What you are asked to do => The required output is the complete data, repeated without alteration.

===== Available data =====

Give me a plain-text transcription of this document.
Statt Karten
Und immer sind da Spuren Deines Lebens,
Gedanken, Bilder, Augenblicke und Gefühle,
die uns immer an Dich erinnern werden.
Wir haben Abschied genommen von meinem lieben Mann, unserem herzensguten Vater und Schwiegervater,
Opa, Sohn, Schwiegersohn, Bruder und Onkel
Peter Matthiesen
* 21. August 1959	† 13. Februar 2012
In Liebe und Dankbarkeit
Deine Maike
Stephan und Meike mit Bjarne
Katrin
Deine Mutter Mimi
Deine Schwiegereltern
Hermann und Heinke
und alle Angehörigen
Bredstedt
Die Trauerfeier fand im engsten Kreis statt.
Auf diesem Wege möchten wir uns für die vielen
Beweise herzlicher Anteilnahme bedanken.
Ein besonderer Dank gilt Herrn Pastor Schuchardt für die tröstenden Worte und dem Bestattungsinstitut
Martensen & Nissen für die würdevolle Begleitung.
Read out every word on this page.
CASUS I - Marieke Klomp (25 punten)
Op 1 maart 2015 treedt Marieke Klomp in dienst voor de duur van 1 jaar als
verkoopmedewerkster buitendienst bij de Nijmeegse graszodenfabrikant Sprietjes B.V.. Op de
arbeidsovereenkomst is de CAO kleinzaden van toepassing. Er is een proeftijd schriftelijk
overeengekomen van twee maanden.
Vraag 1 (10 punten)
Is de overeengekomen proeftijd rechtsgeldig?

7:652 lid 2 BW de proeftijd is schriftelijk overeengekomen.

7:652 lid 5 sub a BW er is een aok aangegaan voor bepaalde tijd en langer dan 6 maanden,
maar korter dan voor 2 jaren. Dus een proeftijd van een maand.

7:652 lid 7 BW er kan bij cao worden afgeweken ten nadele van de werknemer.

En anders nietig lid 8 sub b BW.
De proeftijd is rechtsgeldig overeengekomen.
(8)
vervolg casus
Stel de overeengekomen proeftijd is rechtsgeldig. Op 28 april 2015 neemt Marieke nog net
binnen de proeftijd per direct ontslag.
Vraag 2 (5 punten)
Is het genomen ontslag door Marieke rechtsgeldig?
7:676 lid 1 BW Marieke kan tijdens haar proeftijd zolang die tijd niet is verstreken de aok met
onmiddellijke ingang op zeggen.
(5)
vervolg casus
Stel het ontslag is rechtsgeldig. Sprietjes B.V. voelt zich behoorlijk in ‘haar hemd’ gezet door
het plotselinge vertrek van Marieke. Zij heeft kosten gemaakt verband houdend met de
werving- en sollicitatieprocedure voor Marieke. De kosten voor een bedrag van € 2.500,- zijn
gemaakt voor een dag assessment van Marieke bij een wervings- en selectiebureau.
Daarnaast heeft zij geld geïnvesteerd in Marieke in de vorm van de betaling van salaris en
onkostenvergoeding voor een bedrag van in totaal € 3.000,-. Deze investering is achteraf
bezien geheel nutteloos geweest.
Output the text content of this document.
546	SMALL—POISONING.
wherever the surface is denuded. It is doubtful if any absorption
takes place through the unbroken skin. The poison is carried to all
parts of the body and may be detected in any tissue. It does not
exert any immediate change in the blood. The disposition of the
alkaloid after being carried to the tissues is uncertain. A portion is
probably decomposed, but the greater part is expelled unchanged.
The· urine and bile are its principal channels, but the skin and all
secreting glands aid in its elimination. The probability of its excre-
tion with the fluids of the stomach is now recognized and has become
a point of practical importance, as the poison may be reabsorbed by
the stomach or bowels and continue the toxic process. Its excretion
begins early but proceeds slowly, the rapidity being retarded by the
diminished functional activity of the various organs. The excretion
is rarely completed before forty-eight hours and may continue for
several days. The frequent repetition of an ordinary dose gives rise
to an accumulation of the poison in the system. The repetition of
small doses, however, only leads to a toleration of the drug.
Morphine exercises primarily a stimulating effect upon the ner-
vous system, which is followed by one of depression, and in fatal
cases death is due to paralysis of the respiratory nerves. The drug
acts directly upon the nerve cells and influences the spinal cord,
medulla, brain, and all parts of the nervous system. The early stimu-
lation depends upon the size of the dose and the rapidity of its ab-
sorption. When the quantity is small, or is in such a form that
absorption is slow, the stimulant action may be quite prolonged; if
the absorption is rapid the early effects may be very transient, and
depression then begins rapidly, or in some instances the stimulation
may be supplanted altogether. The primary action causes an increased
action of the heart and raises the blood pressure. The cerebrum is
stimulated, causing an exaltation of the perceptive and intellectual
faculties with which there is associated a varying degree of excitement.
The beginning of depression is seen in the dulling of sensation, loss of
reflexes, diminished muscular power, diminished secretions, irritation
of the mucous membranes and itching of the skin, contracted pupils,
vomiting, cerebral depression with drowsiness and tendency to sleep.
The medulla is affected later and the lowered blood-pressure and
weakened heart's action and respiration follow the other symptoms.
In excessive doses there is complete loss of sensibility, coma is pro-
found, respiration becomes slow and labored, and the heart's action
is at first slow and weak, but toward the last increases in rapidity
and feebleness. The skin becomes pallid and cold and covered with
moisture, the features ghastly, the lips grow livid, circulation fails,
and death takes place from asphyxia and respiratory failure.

=====

Result for this exercise =>
Give me a plain-text transcription of this document.
Statt Karten
Und immer sind da Spuren Deines Lebens,
Gedanken, Bilder, Augenblicke und Gefühle,
die uns immer an Dich erinnern werden.
Wir haben Abschied genommen von meinem lieben Mann, unserem herzensguten Vater und Schwiegervater,
Opa, Sohn, Schwiegersohn, Bruder und Onkel
Peter Matthiesen
* 21. August 1959	† 13. Februar 2012
In Liebe und Dankbarkeit
Deine Maike
Stephan und Meike mit Bjarne
Katrin
Deine Mutter Mimi
Deine Schwiegereltern
Hermann und Heinke
und alle Angehörigen
Bredstedt
Die Trauerfeier fand im engsten Kreis statt.
Auf diesem Wege möchten wir uns für die vielen
Beweise herzlicher Anteilnahme bedanken.
Ein besonderer Dank gilt Herrn Pastor Schuchardt für die tröstenden Worte und dem Bestattungsinstitut
Martensen & Nissen für die würdevolle Begleitung.
Read out every word on this page.
CASUS I - Marieke Klomp (25 punten)
Op 1 maart 2015 treedt Marieke Klomp in dienst voor de duur van 1 jaar als
verkoopmedewerkster buitendienst bij de Nijmeegse graszodenfabrikant Sprietjes B.V.. Op de
arbeidsovereenkomst is de CAO kleinzaden van toepassing. Er is een proeftijd schriftelijk
overeengekomen van twee maanden.
Vraag 1 (10 punten)
Is de overeengekomen proeftijd rechtsgeldig?

7:652 lid 2 BW de proeftijd is schriftelijk overeengekomen.

7:652 lid 5 sub a BW er is een aok aangegaan voor bepaalde tijd en langer dan 6 maanden,
maar korter dan voor 2 jaren. Dus een proeftijd van een maand.

7:652 lid 7 BW er kan bij cao worden afgeweken ten nadele van de werknemer.

En anders nietig lid 8 sub b BW.
De proeftijd is rechtsgeldig overeengekomen.
(8)
vervolg casus
Stel de overeengekomen proeftijd is rechtsgeldig. Op 28 april 2015 neemt Marieke nog net
binnen de proeftijd per direct ontslag.
Vraag 2 (5 punten)
Is het genomen ontslag door Marieke rechtsgeldig?
7:676 lid 1 BW Marieke kan tijdens haar proeftijd zolang die tijd niet is verstreken de aok met
onmiddellijke ingang op zeggen.
(5)
vervolg casus
Stel het ontslag is rechtsgeldig. Sprietjes B.V. voelt zich behoorlijk in ‘haar hemd’ gezet door
het plotselinge vertrek van Marieke. Zij heeft kosten gemaakt verband houdend met de
werving- en sollicitatieprocedure voor Marieke. De kosten voor een bedrag van € 2.500,- zijn
gemaakt voor een dag assessment van Marieke bij een wervings- en selectiebureau.
Daarnaast heeft zij geld geïnvesteerd in Marieke in de vorm van de betaling van salaris en
onkostenvergoeding voor een bedrag van in totaal € 3.000,-. Deze investering is achteraf
bezien geheel nutteloos geweest.
Output the text content of this document.
546	SMALL—POISONING.
wherever the surface is denuded. It is doubtful if any absorption
takes place through the unbroken skin. The poison is carried to all
parts of the body and may be detected in any tissue. It does not
exert any immediate change in the blood. The disposition of the
alkaloid after being carried to the tissues is uncertain. A portion is
probably decomposed, but the greater part is expelled unchanged.
The· urine and bile are its principal channels, but the skin and all
secreting glands aid in its elimination. The probability of its excre-
tion with the fluids of the stomach is now recognized and has become
a point of practical importance, as the poison may be reabsorbed by
the stomach or bowels and continue the toxic process. Its excretion
begins early but proceeds slowly, the rapidity being retarded by the
diminished functional activity of the various organs. The excretion
is rarely completed before forty-eight hours and may continue for
several days. The frequent repetition of an ordinary dose gives rise
to an accumulation of the poison in the system. The repetition of
small doses, however, only leads to a toleration of the drug.
Morphine exercises primarily a stimulating effect upon the ner-
vous system, which is followed by one of depression, and in fatal
cases death is due to paralysis of the respiratory nerves. The drug
acts directly upon the nerve cells and influences the spinal cord,
medulla, brain, and all parts of the nervous system. The early stimu-
lation depends upon the size of the dose and the rapidity of its ab-
sorption. When the quantity is small, or is in such a form that
absorption is slow, the stimulant action may be quite prolonged; if
the absorption is rapid the early effects may be very transient, and
depression then begins rapidly, or in some instances the stimulation
may be supplanted altogether. The primary action causes an increased
action of the heart and raises the blood pressure. The cerebrum is
stimulated, causing an exaltation of the perceptive and intellectual
faculties with which there is associated a varying degree of excitement.
The beginning of depression is seen in the dulling of sensation, loss of
reflexes, diminished muscular power, diminished secretions, irritation
of the mucous membranes and itching of the skin, contracted pupils,
vomiting, cerebral depression with drowsiness and tendency to sleep.
The medulla is affected later and the lowered blood-pressure and
weakened heart's action and respiration follow the other symptoms.
In excessive doses there is complete loss of sensibility, coma is pro-
found, respiration becomes slow and labored, and the heart's action
is at first slow and weak, but toward the last increases in rapidity
and feebleness. The skin becomes pallid and cold and covered with
moisture, the features ghastly, the lips grow livid, circulation fails,
and death takes place from asphyxia and respiratory failure.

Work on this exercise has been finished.